Exercise details
Scan the data below and pick out the lines containing the word "システム".

A block of data
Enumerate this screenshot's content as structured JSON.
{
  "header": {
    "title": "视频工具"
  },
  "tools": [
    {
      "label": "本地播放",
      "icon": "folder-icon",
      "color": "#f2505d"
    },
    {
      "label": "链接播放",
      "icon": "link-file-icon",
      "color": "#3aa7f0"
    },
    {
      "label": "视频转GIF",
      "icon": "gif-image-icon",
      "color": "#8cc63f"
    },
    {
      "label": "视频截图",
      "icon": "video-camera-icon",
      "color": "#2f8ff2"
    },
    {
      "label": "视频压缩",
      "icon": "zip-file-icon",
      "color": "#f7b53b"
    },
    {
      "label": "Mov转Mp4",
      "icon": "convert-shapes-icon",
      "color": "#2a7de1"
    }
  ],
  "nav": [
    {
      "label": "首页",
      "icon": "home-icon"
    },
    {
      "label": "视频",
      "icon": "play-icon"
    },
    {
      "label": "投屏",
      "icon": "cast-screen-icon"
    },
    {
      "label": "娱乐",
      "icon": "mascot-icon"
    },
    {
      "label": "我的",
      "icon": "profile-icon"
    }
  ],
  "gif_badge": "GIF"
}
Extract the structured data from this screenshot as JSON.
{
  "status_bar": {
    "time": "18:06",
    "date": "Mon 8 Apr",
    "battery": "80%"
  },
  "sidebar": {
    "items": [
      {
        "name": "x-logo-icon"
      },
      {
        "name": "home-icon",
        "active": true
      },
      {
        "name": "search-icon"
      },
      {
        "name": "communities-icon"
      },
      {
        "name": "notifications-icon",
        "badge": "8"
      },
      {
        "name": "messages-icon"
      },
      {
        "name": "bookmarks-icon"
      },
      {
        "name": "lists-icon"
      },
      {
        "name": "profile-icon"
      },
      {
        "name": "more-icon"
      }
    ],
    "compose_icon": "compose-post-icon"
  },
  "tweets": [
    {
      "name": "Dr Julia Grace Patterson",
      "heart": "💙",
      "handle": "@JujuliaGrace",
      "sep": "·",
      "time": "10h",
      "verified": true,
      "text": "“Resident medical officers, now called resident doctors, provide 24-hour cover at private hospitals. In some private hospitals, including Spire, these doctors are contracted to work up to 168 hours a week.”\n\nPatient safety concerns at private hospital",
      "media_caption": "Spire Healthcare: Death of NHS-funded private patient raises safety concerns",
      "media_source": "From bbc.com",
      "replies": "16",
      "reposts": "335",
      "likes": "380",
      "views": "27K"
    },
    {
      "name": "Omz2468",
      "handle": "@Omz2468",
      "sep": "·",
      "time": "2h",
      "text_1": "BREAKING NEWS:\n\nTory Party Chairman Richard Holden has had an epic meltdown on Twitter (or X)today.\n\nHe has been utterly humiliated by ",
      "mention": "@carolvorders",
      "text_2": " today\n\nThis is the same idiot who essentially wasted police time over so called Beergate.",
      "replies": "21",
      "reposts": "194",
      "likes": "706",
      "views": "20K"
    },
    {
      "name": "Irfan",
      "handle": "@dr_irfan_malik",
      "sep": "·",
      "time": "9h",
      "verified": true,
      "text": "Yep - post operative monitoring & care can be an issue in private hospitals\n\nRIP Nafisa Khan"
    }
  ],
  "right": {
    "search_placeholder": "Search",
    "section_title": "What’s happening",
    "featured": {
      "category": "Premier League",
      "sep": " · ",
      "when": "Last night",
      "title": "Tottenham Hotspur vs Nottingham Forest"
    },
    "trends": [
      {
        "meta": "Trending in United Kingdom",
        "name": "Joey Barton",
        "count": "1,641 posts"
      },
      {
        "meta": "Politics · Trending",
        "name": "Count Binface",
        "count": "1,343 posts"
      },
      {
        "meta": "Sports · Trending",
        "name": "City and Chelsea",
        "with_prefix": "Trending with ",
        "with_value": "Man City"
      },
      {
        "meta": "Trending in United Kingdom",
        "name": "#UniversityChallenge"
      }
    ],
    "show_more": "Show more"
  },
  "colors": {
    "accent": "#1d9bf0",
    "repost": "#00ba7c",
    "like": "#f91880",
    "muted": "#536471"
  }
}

--

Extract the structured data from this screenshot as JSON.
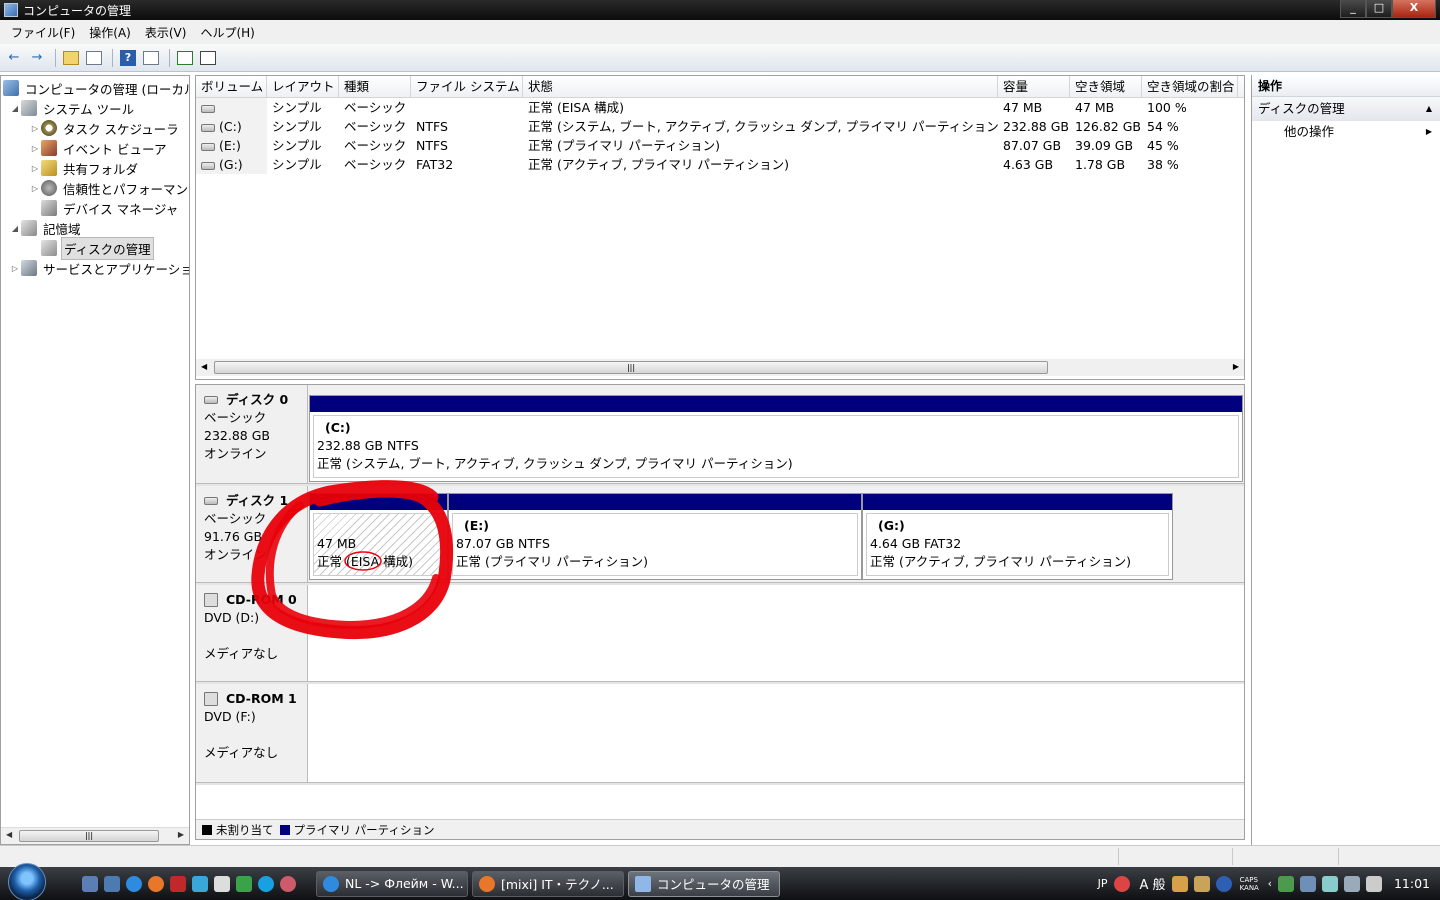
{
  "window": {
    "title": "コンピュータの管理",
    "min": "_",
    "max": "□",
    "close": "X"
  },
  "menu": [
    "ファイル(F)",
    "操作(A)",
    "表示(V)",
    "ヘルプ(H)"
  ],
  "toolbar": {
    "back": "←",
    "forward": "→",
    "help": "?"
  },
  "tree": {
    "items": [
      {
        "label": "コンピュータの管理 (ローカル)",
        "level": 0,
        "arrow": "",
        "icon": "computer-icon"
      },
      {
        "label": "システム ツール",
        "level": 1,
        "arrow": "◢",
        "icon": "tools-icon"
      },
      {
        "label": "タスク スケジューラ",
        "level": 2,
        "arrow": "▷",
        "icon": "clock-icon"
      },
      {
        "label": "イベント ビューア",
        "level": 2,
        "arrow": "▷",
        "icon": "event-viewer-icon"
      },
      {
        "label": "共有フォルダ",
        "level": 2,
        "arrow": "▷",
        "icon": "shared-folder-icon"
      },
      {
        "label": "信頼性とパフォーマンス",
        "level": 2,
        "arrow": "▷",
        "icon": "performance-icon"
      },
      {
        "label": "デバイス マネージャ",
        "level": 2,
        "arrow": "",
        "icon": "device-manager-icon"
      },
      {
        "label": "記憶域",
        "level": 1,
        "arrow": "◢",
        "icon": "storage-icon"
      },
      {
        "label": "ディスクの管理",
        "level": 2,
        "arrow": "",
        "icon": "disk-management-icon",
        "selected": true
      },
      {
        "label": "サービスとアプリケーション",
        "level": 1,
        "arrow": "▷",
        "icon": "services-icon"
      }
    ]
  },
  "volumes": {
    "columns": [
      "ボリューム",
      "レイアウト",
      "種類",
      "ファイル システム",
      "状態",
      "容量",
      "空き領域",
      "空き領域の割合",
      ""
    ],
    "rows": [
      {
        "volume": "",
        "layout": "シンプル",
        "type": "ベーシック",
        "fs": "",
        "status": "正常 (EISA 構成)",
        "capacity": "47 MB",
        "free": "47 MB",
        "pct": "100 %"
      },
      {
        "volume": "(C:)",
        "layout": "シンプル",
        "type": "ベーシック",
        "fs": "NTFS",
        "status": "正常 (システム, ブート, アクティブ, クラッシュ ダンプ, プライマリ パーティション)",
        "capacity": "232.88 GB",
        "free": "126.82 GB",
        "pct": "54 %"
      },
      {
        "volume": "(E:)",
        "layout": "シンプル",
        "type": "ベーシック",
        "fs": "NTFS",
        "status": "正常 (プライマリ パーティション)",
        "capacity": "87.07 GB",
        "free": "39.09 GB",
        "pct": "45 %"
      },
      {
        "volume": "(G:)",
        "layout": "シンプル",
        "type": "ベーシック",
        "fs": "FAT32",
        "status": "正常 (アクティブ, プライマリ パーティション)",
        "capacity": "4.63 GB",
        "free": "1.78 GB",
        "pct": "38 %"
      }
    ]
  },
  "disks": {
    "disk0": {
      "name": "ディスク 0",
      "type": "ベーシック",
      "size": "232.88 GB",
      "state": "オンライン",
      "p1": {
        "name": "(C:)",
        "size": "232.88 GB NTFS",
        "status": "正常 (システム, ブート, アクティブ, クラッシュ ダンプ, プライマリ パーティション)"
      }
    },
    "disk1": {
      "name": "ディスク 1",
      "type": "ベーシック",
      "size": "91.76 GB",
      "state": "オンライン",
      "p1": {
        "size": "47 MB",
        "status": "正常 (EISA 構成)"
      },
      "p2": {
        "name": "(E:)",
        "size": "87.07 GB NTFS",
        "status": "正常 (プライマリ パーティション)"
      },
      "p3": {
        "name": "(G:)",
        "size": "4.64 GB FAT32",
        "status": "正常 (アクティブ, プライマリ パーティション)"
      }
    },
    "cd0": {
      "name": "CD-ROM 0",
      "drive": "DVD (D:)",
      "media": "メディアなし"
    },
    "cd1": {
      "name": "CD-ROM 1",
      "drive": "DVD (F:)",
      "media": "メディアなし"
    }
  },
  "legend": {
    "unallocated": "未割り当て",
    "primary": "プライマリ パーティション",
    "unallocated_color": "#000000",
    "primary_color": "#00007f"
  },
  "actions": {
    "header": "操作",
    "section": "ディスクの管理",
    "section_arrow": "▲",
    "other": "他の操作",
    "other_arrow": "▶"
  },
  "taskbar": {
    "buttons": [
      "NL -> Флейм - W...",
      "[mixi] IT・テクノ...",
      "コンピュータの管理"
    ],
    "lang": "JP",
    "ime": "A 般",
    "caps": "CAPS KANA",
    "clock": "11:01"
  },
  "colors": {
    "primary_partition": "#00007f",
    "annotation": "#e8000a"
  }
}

Answer to the exercise
        "label": "システム ツール",
      "ファイル システム",
        "status": "正常 (システム, ブート, アクティブ, クラッシュ ダンプ, プライマリ パーティション)",
        "status": "正常 (システム, ブート, アクティブ, クラッシュ ダンプ, プライマリ パーティション)"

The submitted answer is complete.